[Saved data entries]

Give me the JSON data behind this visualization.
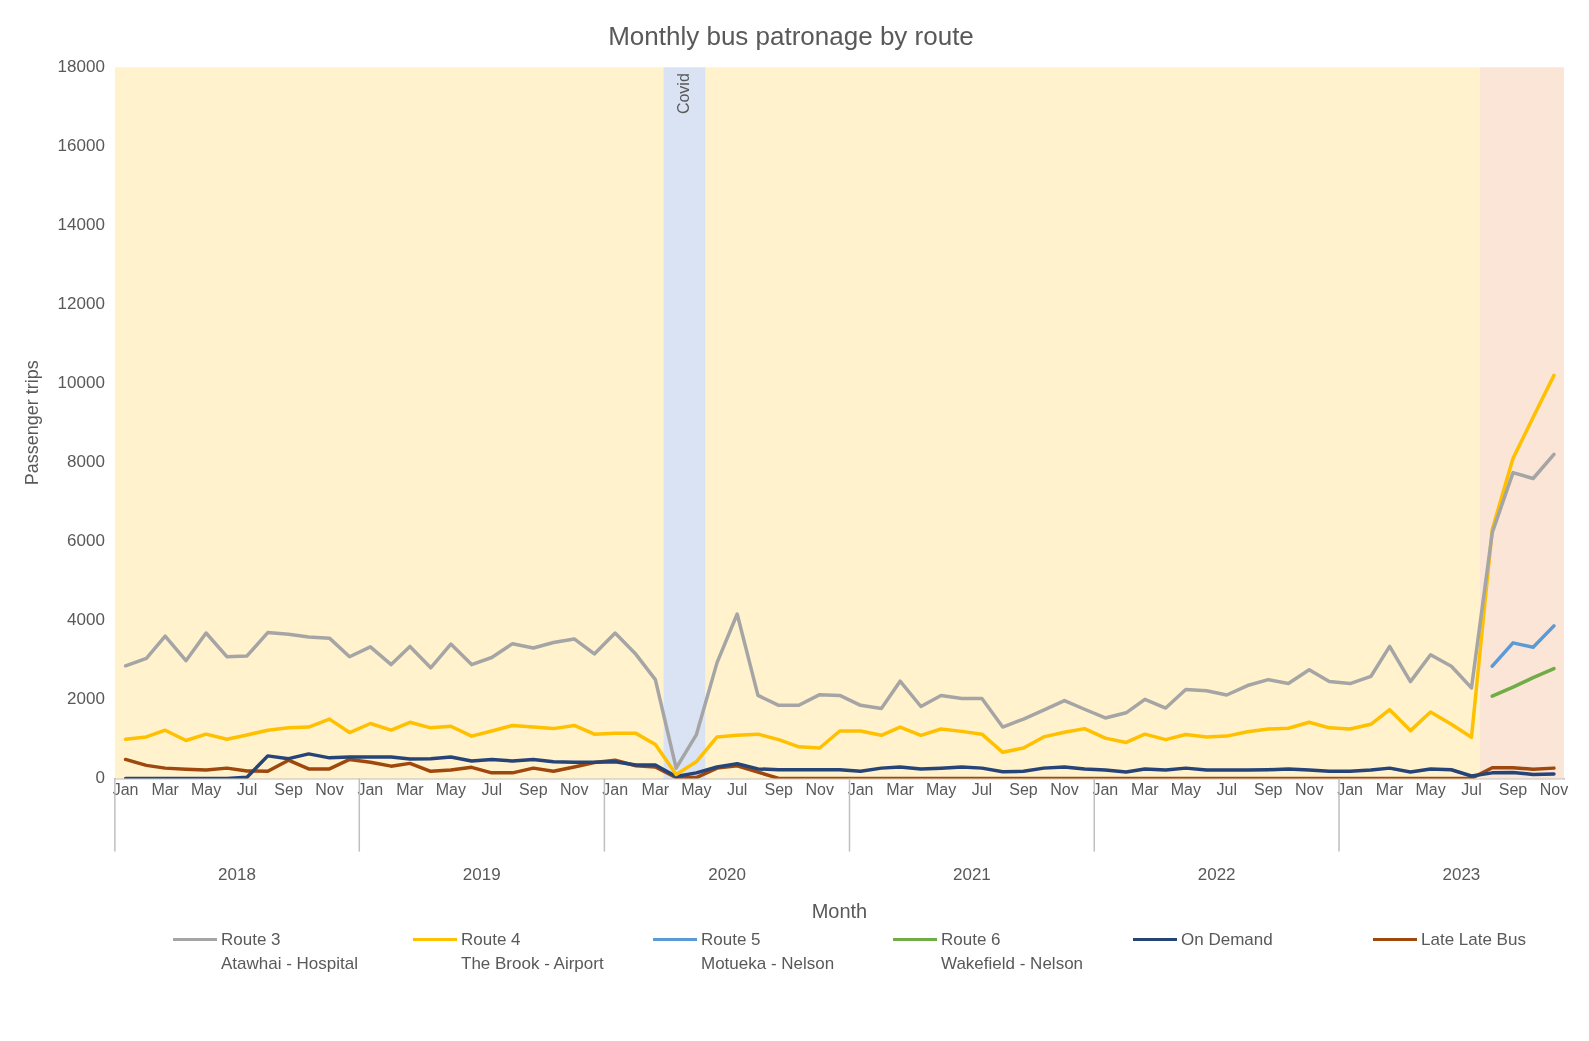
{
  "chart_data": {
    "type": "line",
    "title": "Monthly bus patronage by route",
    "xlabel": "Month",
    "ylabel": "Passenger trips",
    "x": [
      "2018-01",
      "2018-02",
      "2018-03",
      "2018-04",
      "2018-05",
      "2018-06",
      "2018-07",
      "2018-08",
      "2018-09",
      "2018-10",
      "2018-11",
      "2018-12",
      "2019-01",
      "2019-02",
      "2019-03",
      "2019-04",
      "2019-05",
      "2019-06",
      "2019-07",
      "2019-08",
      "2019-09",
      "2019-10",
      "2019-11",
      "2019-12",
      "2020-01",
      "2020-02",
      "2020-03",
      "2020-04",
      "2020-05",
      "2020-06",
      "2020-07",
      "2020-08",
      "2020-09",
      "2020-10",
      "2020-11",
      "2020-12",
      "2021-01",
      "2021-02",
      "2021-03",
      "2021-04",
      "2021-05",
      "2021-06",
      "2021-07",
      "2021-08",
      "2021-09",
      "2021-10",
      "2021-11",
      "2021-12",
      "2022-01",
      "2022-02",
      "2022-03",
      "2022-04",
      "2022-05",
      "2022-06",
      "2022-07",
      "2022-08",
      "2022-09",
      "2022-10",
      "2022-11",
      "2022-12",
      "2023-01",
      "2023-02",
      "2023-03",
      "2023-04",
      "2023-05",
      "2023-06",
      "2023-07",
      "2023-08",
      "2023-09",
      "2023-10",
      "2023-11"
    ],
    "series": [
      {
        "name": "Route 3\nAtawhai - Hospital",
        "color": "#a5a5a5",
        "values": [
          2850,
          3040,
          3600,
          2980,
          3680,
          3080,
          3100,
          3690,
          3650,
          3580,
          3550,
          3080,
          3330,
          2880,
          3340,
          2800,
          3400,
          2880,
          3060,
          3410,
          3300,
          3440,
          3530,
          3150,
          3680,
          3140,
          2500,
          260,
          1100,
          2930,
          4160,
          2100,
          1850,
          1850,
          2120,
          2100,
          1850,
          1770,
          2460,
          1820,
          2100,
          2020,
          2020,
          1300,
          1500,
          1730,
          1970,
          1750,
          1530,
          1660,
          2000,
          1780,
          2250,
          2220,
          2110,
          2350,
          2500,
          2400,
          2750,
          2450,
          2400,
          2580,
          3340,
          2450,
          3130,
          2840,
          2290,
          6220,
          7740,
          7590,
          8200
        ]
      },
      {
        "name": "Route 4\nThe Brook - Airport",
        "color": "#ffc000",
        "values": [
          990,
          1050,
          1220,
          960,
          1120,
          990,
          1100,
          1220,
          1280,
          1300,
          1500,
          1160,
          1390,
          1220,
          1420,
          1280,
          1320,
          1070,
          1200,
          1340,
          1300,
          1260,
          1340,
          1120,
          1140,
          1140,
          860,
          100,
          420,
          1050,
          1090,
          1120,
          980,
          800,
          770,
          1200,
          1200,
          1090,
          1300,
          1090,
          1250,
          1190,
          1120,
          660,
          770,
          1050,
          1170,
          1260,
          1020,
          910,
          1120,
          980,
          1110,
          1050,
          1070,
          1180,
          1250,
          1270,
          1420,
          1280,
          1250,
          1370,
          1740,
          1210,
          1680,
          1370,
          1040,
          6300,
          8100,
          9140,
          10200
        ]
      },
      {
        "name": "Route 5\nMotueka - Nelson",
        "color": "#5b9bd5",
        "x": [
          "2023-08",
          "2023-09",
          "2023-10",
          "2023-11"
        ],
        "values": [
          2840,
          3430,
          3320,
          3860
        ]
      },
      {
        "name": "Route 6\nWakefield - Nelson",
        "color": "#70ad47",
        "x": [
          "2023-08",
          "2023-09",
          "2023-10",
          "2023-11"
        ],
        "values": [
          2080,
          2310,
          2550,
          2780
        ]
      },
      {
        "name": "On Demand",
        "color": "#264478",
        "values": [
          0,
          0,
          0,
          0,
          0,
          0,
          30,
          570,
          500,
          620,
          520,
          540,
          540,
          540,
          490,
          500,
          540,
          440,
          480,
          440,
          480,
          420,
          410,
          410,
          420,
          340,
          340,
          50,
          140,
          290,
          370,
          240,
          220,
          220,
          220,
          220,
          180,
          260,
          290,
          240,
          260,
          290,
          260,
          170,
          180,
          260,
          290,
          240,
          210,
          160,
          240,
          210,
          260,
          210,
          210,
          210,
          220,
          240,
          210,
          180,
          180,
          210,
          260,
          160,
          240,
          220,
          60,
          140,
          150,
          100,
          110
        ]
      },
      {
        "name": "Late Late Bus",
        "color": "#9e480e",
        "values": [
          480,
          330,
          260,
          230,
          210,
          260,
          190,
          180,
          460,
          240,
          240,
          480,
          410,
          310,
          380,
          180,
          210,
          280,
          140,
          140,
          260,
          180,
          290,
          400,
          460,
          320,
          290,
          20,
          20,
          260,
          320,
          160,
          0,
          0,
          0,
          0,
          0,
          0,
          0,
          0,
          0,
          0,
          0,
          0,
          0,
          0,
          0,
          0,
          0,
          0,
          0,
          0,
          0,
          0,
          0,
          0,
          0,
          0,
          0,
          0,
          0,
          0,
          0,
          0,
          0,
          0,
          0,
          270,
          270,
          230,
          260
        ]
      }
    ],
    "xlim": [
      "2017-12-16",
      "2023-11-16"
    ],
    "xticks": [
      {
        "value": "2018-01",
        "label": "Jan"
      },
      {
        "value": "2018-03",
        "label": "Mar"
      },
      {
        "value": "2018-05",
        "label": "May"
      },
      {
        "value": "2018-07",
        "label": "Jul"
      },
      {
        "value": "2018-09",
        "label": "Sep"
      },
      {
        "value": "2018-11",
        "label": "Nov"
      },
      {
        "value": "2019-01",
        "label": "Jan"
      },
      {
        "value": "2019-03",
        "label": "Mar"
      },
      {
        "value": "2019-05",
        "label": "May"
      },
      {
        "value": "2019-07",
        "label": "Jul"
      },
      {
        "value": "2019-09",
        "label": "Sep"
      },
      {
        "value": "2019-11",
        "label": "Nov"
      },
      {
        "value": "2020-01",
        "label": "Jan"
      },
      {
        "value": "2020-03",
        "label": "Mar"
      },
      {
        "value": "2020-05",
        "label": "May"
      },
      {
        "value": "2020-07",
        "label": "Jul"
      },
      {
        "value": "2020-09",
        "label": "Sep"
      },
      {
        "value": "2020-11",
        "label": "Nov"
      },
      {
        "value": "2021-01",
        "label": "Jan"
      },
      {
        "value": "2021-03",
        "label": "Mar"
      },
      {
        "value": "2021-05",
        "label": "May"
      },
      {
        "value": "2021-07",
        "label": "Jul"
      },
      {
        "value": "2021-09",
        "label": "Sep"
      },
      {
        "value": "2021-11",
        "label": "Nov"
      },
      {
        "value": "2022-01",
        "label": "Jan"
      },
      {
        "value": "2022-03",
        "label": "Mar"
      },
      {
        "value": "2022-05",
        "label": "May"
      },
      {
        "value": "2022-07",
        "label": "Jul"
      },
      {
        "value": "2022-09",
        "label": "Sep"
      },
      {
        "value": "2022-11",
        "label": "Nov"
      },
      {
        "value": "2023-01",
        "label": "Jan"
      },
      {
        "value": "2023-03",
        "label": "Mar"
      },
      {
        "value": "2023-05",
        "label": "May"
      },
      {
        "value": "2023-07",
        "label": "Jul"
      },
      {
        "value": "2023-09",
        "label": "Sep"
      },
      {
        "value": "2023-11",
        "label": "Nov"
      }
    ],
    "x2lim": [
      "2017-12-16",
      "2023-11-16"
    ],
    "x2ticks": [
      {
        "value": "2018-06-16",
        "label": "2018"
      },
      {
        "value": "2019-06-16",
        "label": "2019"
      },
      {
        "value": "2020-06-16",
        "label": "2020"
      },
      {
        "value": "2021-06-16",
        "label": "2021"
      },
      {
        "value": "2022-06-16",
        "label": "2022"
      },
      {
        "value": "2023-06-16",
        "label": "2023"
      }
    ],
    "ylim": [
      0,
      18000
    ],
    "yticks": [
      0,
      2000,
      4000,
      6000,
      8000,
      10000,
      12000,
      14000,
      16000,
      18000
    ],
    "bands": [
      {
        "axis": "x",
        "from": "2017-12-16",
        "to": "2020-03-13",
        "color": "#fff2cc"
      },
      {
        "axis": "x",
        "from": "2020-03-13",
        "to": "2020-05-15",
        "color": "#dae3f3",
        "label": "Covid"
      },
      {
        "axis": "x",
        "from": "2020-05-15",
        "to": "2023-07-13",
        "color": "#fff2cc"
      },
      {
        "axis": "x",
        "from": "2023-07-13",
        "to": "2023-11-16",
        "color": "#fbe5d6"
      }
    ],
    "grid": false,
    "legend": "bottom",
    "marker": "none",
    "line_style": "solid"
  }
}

▶ [EXERCISE DIRECTIONS] Determine how many lines of the listing above hold the word "color". Report that number without anything else.

▶ [RESULT] 10